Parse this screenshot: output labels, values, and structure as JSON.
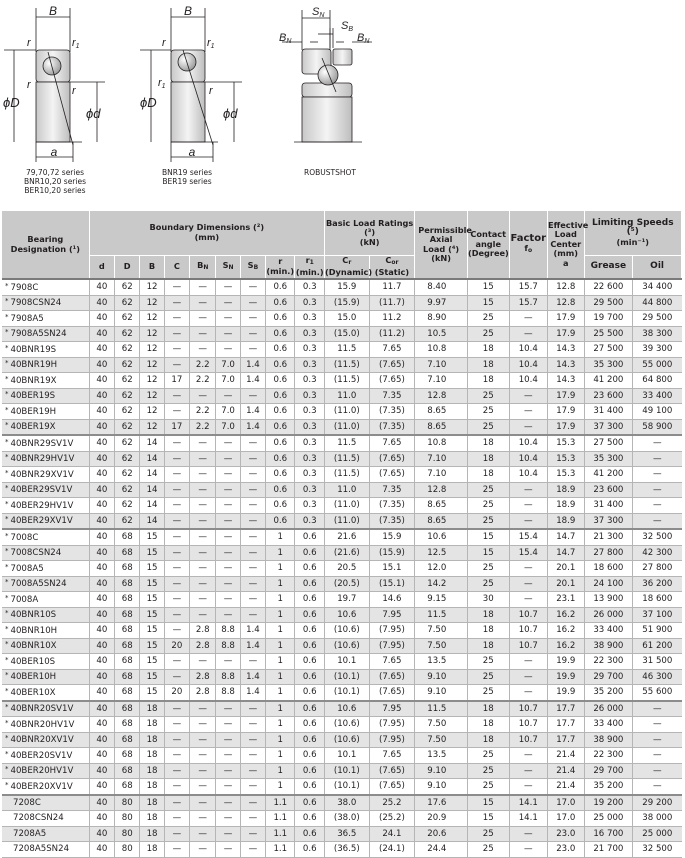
{
  "diagrams": {
    "captions": [
      [
        "79,70,72 series",
        "BNR10,20 series",
        "BER10,20 series"
      ],
      [
        "BNR19 series",
        "BER19 series"
      ],
      [
        "ROBUSTSHOT"
      ]
    ],
    "labels": {
      "B": "B",
      "r": "r",
      "r1": "r",
      "phiD": "ϕD",
      "phid": "ϕd",
      "a": "a",
      "SN": "S",
      "SB": "S",
      "BN": "B",
      "sub_N": "N",
      "sub_B": "B",
      "sub_1": "1"
    }
  },
  "table": {
    "headers": {
      "designation": "Bearing Designation (¹)",
      "boundary": "Boundary Dimensions (²)",
      "boundary_unit": "(mm)",
      "load_ratings": "Basic Load Ratings (³)",
      "load_ratings_unit": "(kN)",
      "permissible": "Permissible Axial Load (⁴)",
      "permissible_unit": "(kN)",
      "contact": "Contact angle",
      "contact_unit": "(Degree)",
      "factor": "Factor",
      "factor_sym": "f",
      "factor_sub": "o",
      "eff": "Effective Load Center",
      "eff_unit": "(mm)",
      "eff_sym": "a",
      "limiting": "Limiting Speeds (⁵)",
      "limiting_unit": "(min⁻¹)",
      "d": "d",
      "D": "D",
      "B": "B",
      "C": "C",
      "BN": "B",
      "SN": "S",
      "SB": "S",
      "N": "N",
      "Bsub": "B",
      "r": "r",
      "r1": "r",
      "r1_sub": "1",
      "min": "(min.)",
      "Cr": "C",
      "Cr_sub": "r",
      "Cr_note": "(Dynamic)",
      "Cor": "C",
      "Cor_sub": "or",
      "Cor_note": "(Static)",
      "grease": "Grease",
      "oil": "Oil"
    },
    "rows": [
      {
        "star": true,
        "des": "7908C",
        "v": [
          "40",
          "62",
          "12",
          "—",
          "—",
          "—",
          "—",
          "0.6",
          "0.3",
          "15.9",
          "11.7",
          "8.40",
          "15",
          "15.7",
          "12.8",
          "22 600",
          "34 400"
        ]
      },
      {
        "star": true,
        "des": "7908CSN24",
        "v": [
          "40",
          "62",
          "12",
          "—",
          "—",
          "—",
          "—",
          "0.6",
          "0.3",
          "(15.9)",
          "(11.7)",
          "9.97",
          "15",
          "15.7",
          "12.8",
          "29 500",
          "44 800"
        ]
      },
      {
        "star": true,
        "des": "7908A5",
        "v": [
          "40",
          "62",
          "12",
          "—",
          "—",
          "—",
          "—",
          "0.6",
          "0.3",
          "15.0",
          "11.2",
          "8.90",
          "25",
          "—",
          "17.9",
          "19 700",
          "29 500"
        ]
      },
      {
        "star": true,
        "des": "7908A5SN24",
        "v": [
          "40",
          "62",
          "12",
          "—",
          "—",
          "—",
          "—",
          "0.6",
          "0.3",
          "(15.0)",
          "(11.2)",
          "10.5",
          "25",
          "—",
          "17.9",
          "25 500",
          "38 300"
        ]
      },
      {
        "star": true,
        "des": "40BNR19S",
        "v": [
          "40",
          "62",
          "12",
          "—",
          "—",
          "—",
          "—",
          "0.6",
          "0.3",
          "11.5",
          "7.65",
          "10.8",
          "18",
          "10.4",
          "14.3",
          "27 500",
          "39 300"
        ]
      },
      {
        "star": true,
        "des": "40BNR19H",
        "v": [
          "40",
          "62",
          "12",
          "—",
          "2.2",
          "7.0",
          "1.4",
          "0.6",
          "0.3",
          "(11.5)",
          "(7.65)",
          "7.10",
          "18",
          "10.4",
          "14.3",
          "35 300",
          "55 000"
        ]
      },
      {
        "star": true,
        "des": "40BNR19X",
        "v": [
          "40",
          "62",
          "12",
          "17",
          "2.2",
          "7.0",
          "1.4",
          "0.6",
          "0.3",
          "(11.5)",
          "(7.65)",
          "7.10",
          "18",
          "10.4",
          "14.3",
          "41 200",
          "64 800"
        ]
      },
      {
        "star": true,
        "des": "40BER19S",
        "v": [
          "40",
          "62",
          "12",
          "—",
          "—",
          "—",
          "—",
          "0.6",
          "0.3",
          "11.0",
          "7.35",
          "12.8",
          "25",
          "—",
          "17.9",
          "23 600",
          "33 400"
        ]
      },
      {
        "star": true,
        "des": "40BER19H",
        "v": [
          "40",
          "62",
          "12",
          "—",
          "2.2",
          "7.0",
          "1.4",
          "0.6",
          "0.3",
          "(11.0)",
          "(7.35)",
          "8.65",
          "25",
          "—",
          "17.9",
          "31 400",
          "49 100"
        ]
      },
      {
        "star": true,
        "des": "40BER19X",
        "v": [
          "40",
          "62",
          "12",
          "17",
          "2.2",
          "7.0",
          "1.4",
          "0.6",
          "0.3",
          "(11.0)",
          "(7.35)",
          "8.65",
          "25",
          "—",
          "17.9",
          "37 300",
          "58 900"
        ]
      },
      {
        "star": true,
        "des": "40BNR29SV1V",
        "group": true,
        "v": [
          "40",
          "62",
          "14",
          "—",
          "—",
          "—",
          "—",
          "0.6",
          "0.3",
          "11.5",
          "7.65",
          "10.8",
          "18",
          "10.4",
          "15.3",
          "27 500",
          "—"
        ]
      },
      {
        "star": true,
        "des": "40BNR29HV1V",
        "v": [
          "40",
          "62",
          "14",
          "—",
          "—",
          "—",
          "—",
          "0.6",
          "0.3",
          "(11.5)",
          "(7.65)",
          "7.10",
          "18",
          "10.4",
          "15.3",
          "35 300",
          "—"
        ]
      },
      {
        "star": true,
        "des": "40BNR29XV1V",
        "v": [
          "40",
          "62",
          "14",
          "—",
          "—",
          "—",
          "—",
          "0.6",
          "0.3",
          "(11.5)",
          "(7.65)",
          "7.10",
          "18",
          "10.4",
          "15.3",
          "41 200",
          "—"
        ]
      },
      {
        "star": true,
        "des": "40BER29SV1V",
        "v": [
          "40",
          "62",
          "14",
          "—",
          "—",
          "—",
          "—",
          "0.6",
          "0.3",
          "11.0",
          "7.35",
          "12.8",
          "25",
          "—",
          "18.9",
          "23 600",
          "—"
        ]
      },
      {
        "star": true,
        "des": "40BER29HV1V",
        "v": [
          "40",
          "62",
          "14",
          "—",
          "—",
          "—",
          "—",
          "0.6",
          "0.3",
          "(11.0)",
          "(7.35)",
          "8.65",
          "25",
          "—",
          "18.9",
          "31 400",
          "—"
        ]
      },
      {
        "star": true,
        "des": "40BER29XV1V",
        "v": [
          "40",
          "62",
          "14",
          "—",
          "—",
          "—",
          "—",
          "0.6",
          "0.3",
          "(11.0)",
          "(7.35)",
          "8.65",
          "25",
          "—",
          "18.9",
          "37 300",
          "—"
        ]
      },
      {
        "star": true,
        "des": "7008C",
        "group": true,
        "v": [
          "40",
          "68",
          "15",
          "—",
          "—",
          "—",
          "—",
          "1",
          "0.6",
          "21.6",
          "15.9",
          "10.6",
          "15",
          "15.4",
          "14.7",
          "21 300",
          "32 500"
        ]
      },
      {
        "star": true,
        "des": "7008CSN24",
        "v": [
          "40",
          "68",
          "15",
          "—",
          "—",
          "—",
          "—",
          "1",
          "0.6",
          "(21.6)",
          "(15.9)",
          "12.5",
          "15",
          "15.4",
          "14.7",
          "27 800",
          "42 300"
        ]
      },
      {
        "star": true,
        "des": "7008A5",
        "v": [
          "40",
          "68",
          "15",
          "—",
          "—",
          "—",
          "—",
          "1",
          "0.6",
          "20.5",
          "15.1",
          "12.0",
          "25",
          "—",
          "20.1",
          "18 600",
          "27 800"
        ]
      },
      {
        "star": true,
        "des": "7008A5SN24",
        "v": [
          "40",
          "68",
          "15",
          "—",
          "—",
          "—",
          "—",
          "1",
          "0.6",
          "(20.5)",
          "(15.1)",
          "14.2",
          "25",
          "—",
          "20.1",
          "24 100",
          "36 200"
        ]
      },
      {
        "star": true,
        "des": "7008A",
        "v": [
          "40",
          "68",
          "15",
          "—",
          "—",
          "—",
          "—",
          "1",
          "0.6",
          "19.7",
          "14.6",
          "9.15",
          "30",
          "—",
          "23.1",
          "13 900",
          "18 600"
        ]
      },
      {
        "star": true,
        "des": "40BNR10S",
        "v": [
          "40",
          "68",
          "15",
          "—",
          "—",
          "—",
          "—",
          "1",
          "0.6",
          "10.6",
          "7.95",
          "11.5",
          "18",
          "10.7",
          "16.2",
          "26 000",
          "37 100"
        ]
      },
      {
        "star": true,
        "des": "40BNR10H",
        "v": [
          "40",
          "68",
          "15",
          "—",
          "2.8",
          "8.8",
          "1.4",
          "1",
          "0.6",
          "(10.6)",
          "(7.95)",
          "7.50",
          "18",
          "10.7",
          "16.2",
          "33 400",
          "51 900"
        ]
      },
      {
        "star": true,
        "des": "40BNR10X",
        "v": [
          "40",
          "68",
          "15",
          "20",
          "2.8",
          "8.8",
          "1.4",
          "1",
          "0.6",
          "(10.6)",
          "(7.95)",
          "7.50",
          "18",
          "10.7",
          "16.2",
          "38 900",
          "61 200"
        ]
      },
      {
        "star": true,
        "des": "40BER10S",
        "v": [
          "40",
          "68",
          "15",
          "—",
          "—",
          "—",
          "—",
          "1",
          "0.6",
          "10.1",
          "7.65",
          "13.5",
          "25",
          "—",
          "19.9",
          "22 300",
          "31 500"
        ]
      },
      {
        "star": true,
        "des": "40BER10H",
        "v": [
          "40",
          "68",
          "15",
          "—",
          "2.8",
          "8.8",
          "1.4",
          "1",
          "0.6",
          "(10.1)",
          "(7.65)",
          "9.10",
          "25",
          "—",
          "19.9",
          "29 700",
          "46 300"
        ]
      },
      {
        "star": true,
        "des": "40BER10X",
        "v": [
          "40",
          "68",
          "15",
          "20",
          "2.8",
          "8.8",
          "1.4",
          "1",
          "0.6",
          "(10.1)",
          "(7.65)",
          "9.10",
          "25",
          "—",
          "19.9",
          "35 200",
          "55 600"
        ]
      },
      {
        "star": true,
        "des": "40BNR20SV1V",
        "group": true,
        "v": [
          "40",
          "68",
          "18",
          "—",
          "—",
          "—",
          "—",
          "1",
          "0.6",
          "10.6",
          "7.95",
          "11.5",
          "18",
          "10.7",
          "17.7",
          "26 000",
          "—"
        ]
      },
      {
        "star": true,
        "des": "40BNR20HV1V",
        "v": [
          "40",
          "68",
          "18",
          "—",
          "—",
          "—",
          "—",
          "1",
          "0.6",
          "(10.6)",
          "(7.95)",
          "7.50",
          "18",
          "10.7",
          "17.7",
          "33 400",
          "—"
        ]
      },
      {
        "star": true,
        "des": "40BNR20XV1V",
        "v": [
          "40",
          "68",
          "18",
          "—",
          "—",
          "—",
          "—",
          "1",
          "0.6",
          "(10.6)",
          "(7.95)",
          "7.50",
          "18",
          "10.7",
          "17.7",
          "38 900",
          "—"
        ]
      },
      {
        "star": true,
        "des": "40BER20SV1V",
        "v": [
          "40",
          "68",
          "18",
          "—",
          "—",
          "—",
          "—",
          "1",
          "0.6",
          "10.1",
          "7.65",
          "13.5",
          "25",
          "—",
          "21.4",
          "22 300",
          "—"
        ]
      },
      {
        "star": true,
        "des": "40BER20HV1V",
        "v": [
          "40",
          "68",
          "18",
          "—",
          "—",
          "—",
          "—",
          "1",
          "0.6",
          "(10.1)",
          "(7.65)",
          "9.10",
          "25",
          "—",
          "21.4",
          "29 700",
          "—"
        ]
      },
      {
        "star": true,
        "des": "40BER20XV1V",
        "v": [
          "40",
          "68",
          "18",
          "—",
          "—",
          "—",
          "—",
          "1",
          "0.6",
          "(10.1)",
          "(7.65)",
          "9.10",
          "25",
          "—",
          "21.4",
          "35 200",
          "—"
        ]
      },
      {
        "star": false,
        "des": "7208C",
        "group": true,
        "v": [
          "40",
          "80",
          "18",
          "—",
          "—",
          "—",
          "—",
          "1.1",
          "0.6",
          "38.0",
          "25.2",
          "17.6",
          "15",
          "14.1",
          "17.0",
          "19 200",
          "29 200"
        ]
      },
      {
        "star": false,
        "des": "7208CSN24",
        "v": [
          "40",
          "80",
          "18",
          "—",
          "—",
          "—",
          "—",
          "1.1",
          "0.6",
          "(38.0)",
          "(25.2)",
          "20.9",
          "15",
          "14.1",
          "17.0",
          "25 000",
          "38 000"
        ]
      },
      {
        "star": false,
        "des": "7208A5",
        "v": [
          "40",
          "80",
          "18",
          "—",
          "—",
          "—",
          "—",
          "1.1",
          "0.6",
          "36.5",
          "24.1",
          "20.6",
          "25",
          "—",
          "23.0",
          "16 700",
          "25 000"
        ]
      },
      {
        "star": false,
        "des": "7208A5SN24",
        "v": [
          "40",
          "80",
          "18",
          "—",
          "—",
          "—",
          "—",
          "1.1",
          "0.6",
          "(36.5)",
          "(24.1)",
          "24.4",
          "25",
          "—",
          "23.0",
          "21 700",
          "32 500"
        ]
      }
    ],
    "star_symbol": "*"
  }
}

====================

◆ **Exercise instructions**
Write out each line of the data that holds the string "series".

◆ **Task output**
        "79,70,72 series",
        "BNR10,20 series",
        "BER10,20 series"
        "BNR19 series",
        "BER19 series"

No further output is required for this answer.